§ WHAT THE TASK REQUIRES: Read through the records below and copy each line that uses the word "hiÖu".

§ PROVIDED DATA:
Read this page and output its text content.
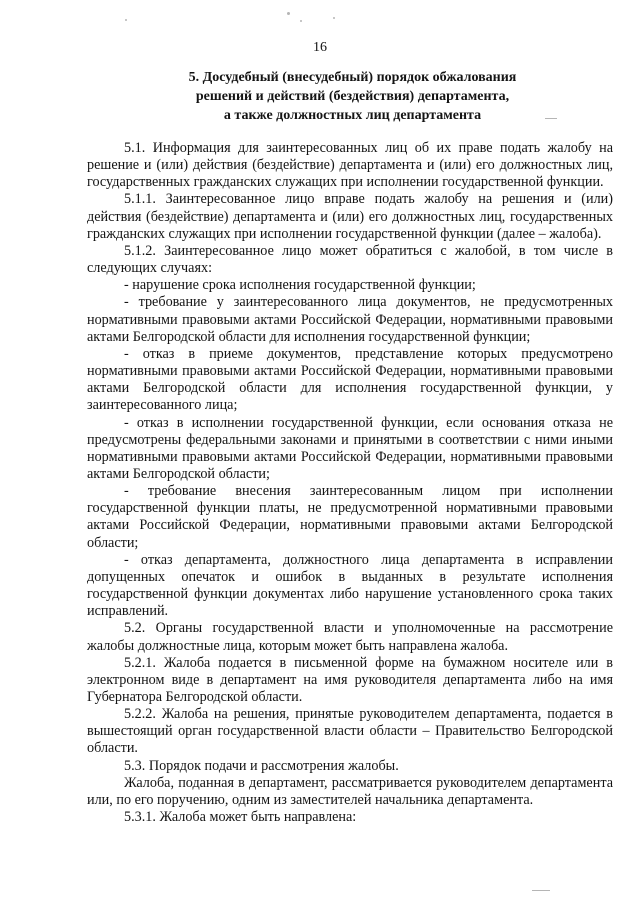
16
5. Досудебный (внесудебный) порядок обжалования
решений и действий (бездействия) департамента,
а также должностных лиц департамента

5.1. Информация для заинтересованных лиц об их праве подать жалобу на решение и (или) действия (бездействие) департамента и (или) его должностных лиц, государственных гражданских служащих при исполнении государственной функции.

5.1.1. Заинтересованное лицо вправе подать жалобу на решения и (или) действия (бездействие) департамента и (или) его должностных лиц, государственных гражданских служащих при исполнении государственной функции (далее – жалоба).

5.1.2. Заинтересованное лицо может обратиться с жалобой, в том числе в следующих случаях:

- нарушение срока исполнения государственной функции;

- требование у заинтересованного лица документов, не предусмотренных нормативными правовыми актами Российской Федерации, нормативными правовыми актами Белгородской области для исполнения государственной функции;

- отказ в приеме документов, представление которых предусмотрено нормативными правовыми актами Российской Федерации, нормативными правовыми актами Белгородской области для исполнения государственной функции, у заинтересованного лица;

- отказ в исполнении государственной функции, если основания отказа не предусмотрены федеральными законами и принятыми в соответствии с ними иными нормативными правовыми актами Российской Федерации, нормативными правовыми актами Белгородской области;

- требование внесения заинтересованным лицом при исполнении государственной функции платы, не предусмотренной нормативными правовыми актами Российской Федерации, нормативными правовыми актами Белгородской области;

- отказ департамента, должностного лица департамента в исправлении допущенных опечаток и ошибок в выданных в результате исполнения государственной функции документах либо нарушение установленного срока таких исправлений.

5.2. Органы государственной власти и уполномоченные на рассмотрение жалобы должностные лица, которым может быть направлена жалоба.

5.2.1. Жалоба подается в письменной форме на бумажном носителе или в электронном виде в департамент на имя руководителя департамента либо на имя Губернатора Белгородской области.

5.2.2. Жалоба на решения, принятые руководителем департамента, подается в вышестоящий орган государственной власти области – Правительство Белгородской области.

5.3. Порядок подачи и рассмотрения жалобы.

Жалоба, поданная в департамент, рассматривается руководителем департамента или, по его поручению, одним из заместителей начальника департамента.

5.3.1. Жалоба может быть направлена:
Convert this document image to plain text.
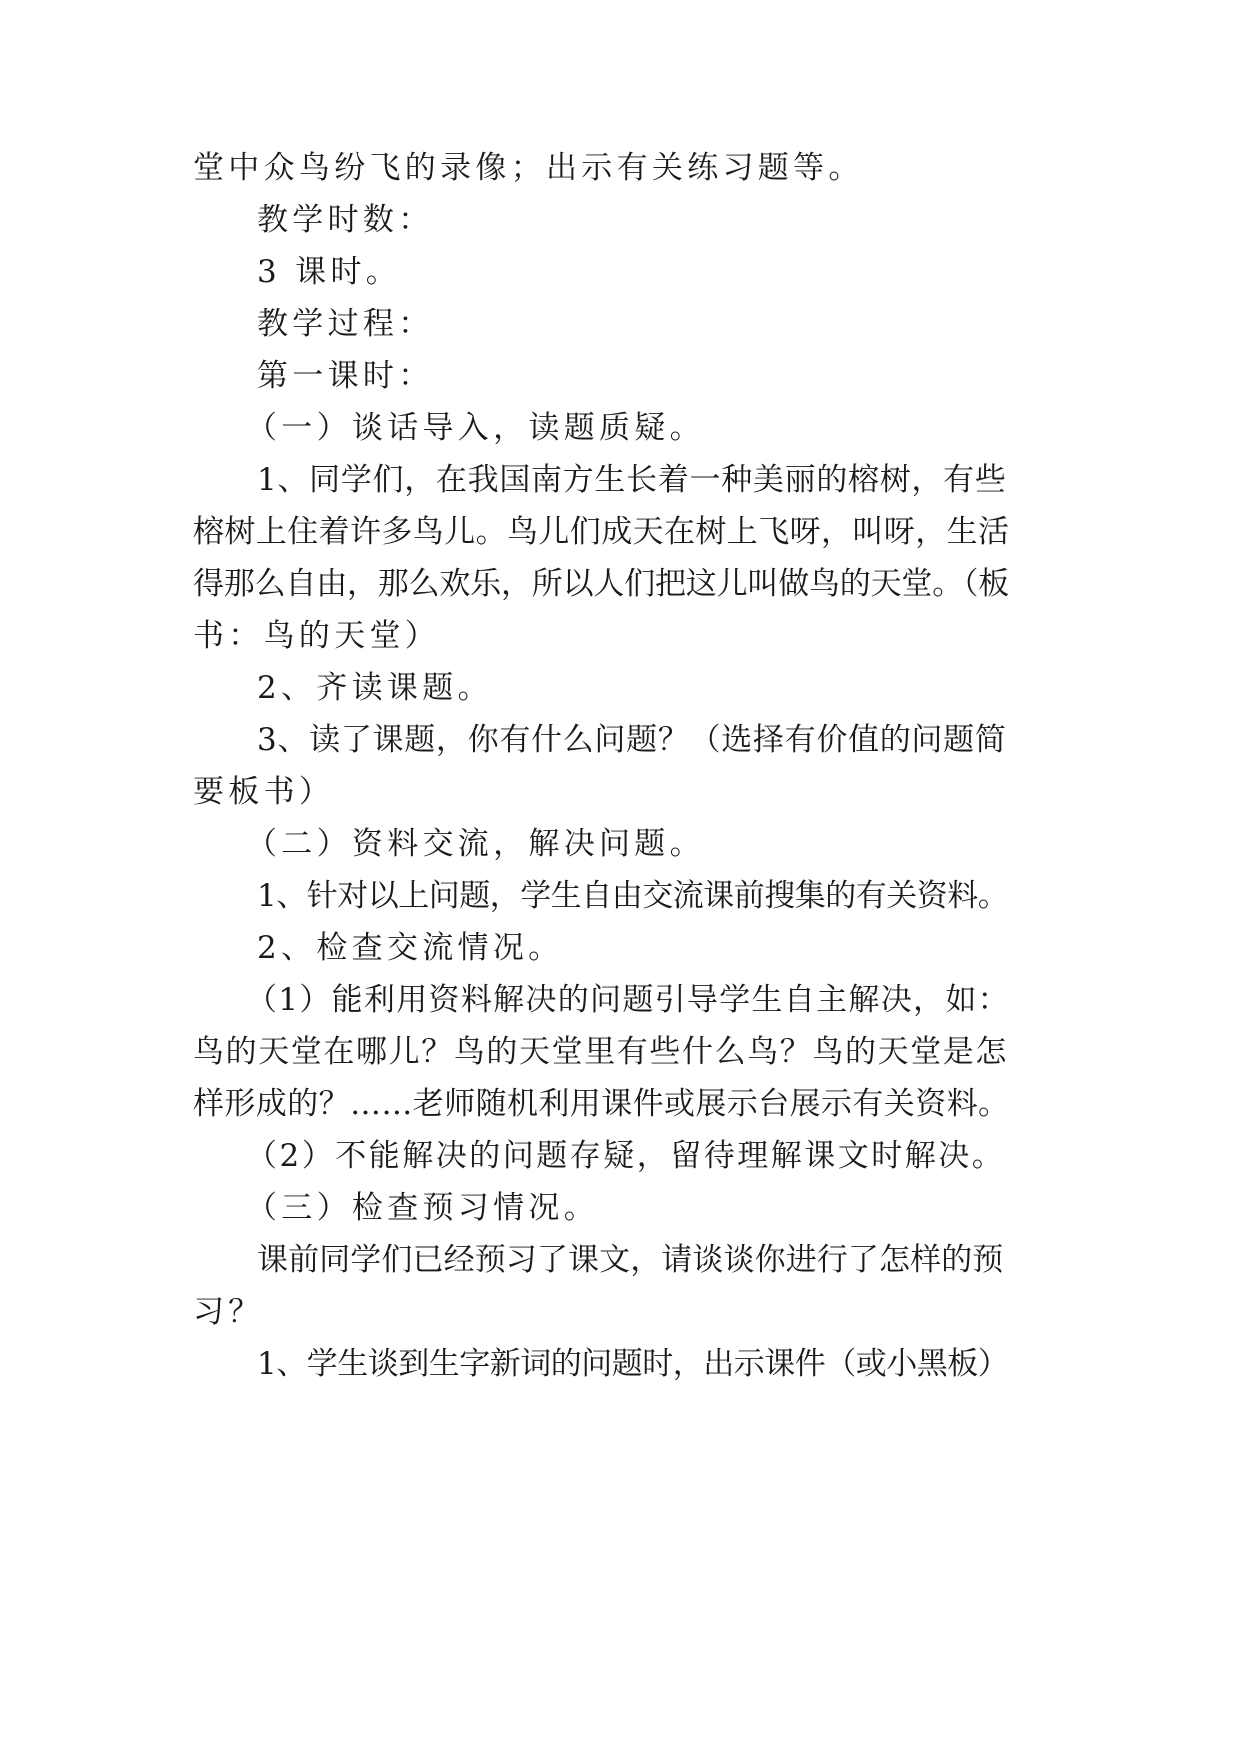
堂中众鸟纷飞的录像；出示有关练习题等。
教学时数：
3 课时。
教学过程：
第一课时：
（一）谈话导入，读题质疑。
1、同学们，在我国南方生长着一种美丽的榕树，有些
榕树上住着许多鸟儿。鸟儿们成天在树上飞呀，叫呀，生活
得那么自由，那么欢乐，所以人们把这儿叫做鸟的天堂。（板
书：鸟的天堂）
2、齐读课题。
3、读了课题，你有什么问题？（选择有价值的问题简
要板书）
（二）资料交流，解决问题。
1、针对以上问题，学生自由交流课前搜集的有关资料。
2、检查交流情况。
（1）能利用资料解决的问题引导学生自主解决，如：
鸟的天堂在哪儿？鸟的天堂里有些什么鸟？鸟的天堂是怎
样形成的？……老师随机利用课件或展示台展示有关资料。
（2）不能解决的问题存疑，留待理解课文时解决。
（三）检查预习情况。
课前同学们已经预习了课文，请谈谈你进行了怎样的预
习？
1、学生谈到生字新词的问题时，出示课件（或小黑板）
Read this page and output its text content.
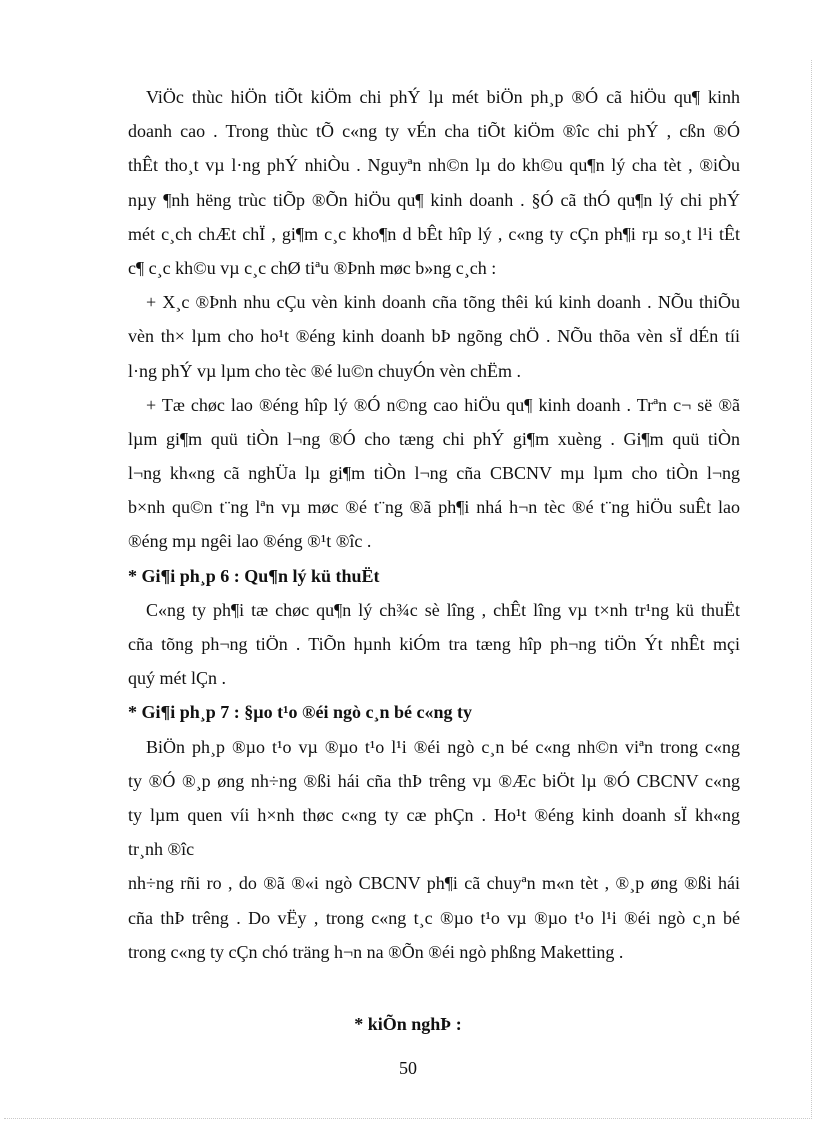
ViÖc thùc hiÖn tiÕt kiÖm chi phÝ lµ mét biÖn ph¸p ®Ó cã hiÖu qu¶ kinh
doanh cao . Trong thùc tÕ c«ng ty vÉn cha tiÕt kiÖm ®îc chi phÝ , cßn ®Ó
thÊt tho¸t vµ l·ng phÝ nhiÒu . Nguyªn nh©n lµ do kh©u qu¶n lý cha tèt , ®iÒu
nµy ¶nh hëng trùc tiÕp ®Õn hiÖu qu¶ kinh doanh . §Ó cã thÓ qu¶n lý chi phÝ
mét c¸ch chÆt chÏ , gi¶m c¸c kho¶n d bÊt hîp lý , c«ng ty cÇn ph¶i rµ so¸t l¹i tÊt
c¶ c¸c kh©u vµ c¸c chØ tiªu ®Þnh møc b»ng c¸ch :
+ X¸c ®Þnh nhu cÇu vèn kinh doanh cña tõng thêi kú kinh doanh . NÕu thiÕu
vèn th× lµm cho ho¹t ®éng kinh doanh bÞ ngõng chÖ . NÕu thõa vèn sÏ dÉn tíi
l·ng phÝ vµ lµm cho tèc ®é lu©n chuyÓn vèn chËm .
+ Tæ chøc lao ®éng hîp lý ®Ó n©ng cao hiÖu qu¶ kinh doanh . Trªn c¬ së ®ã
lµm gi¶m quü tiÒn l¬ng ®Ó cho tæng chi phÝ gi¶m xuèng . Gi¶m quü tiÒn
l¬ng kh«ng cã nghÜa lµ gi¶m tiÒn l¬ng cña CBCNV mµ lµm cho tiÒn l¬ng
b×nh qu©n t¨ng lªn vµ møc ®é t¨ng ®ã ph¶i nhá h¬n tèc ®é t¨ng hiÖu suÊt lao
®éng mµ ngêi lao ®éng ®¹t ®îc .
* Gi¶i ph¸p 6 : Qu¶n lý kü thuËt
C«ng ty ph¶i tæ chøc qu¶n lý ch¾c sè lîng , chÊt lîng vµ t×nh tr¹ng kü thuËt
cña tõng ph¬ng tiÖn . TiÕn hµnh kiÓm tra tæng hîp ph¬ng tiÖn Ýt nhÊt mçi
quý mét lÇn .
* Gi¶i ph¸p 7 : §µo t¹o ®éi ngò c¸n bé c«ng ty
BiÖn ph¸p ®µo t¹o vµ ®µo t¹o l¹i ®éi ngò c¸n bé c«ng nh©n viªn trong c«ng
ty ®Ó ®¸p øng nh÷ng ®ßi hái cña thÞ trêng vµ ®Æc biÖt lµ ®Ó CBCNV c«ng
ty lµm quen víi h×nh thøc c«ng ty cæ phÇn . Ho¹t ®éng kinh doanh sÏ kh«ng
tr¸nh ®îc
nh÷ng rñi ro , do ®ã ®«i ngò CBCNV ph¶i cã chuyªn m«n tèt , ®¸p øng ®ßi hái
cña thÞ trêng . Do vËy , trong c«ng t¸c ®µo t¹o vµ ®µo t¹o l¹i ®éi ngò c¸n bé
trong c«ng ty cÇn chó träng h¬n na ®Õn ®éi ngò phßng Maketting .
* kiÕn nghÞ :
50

§ OUTPUT OF THE EXERCISE:
ViÖc thùc hiÖn tiÕt kiÖm chi phÝ lµ mét biÖn ph¸p ®Ó cã hiÖu qu¶ kinh
nµy ¶nh hëng trùc tiÕp ®Õn hiÖu qu¶ kinh doanh . §Ó cã thÓ qu¶n lý chi phÝ
+ Tæ chøc lao ®éng hîp lý ®Ó n©ng cao hiÖu qu¶ kinh doanh . Trªn c¬ së ®ã
b×nh qu©n t¨ng lªn vµ møc ®é t¨ng ®ã ph¶i nhá h¬n tèc ®é t¨ng hiÖu suÊt lao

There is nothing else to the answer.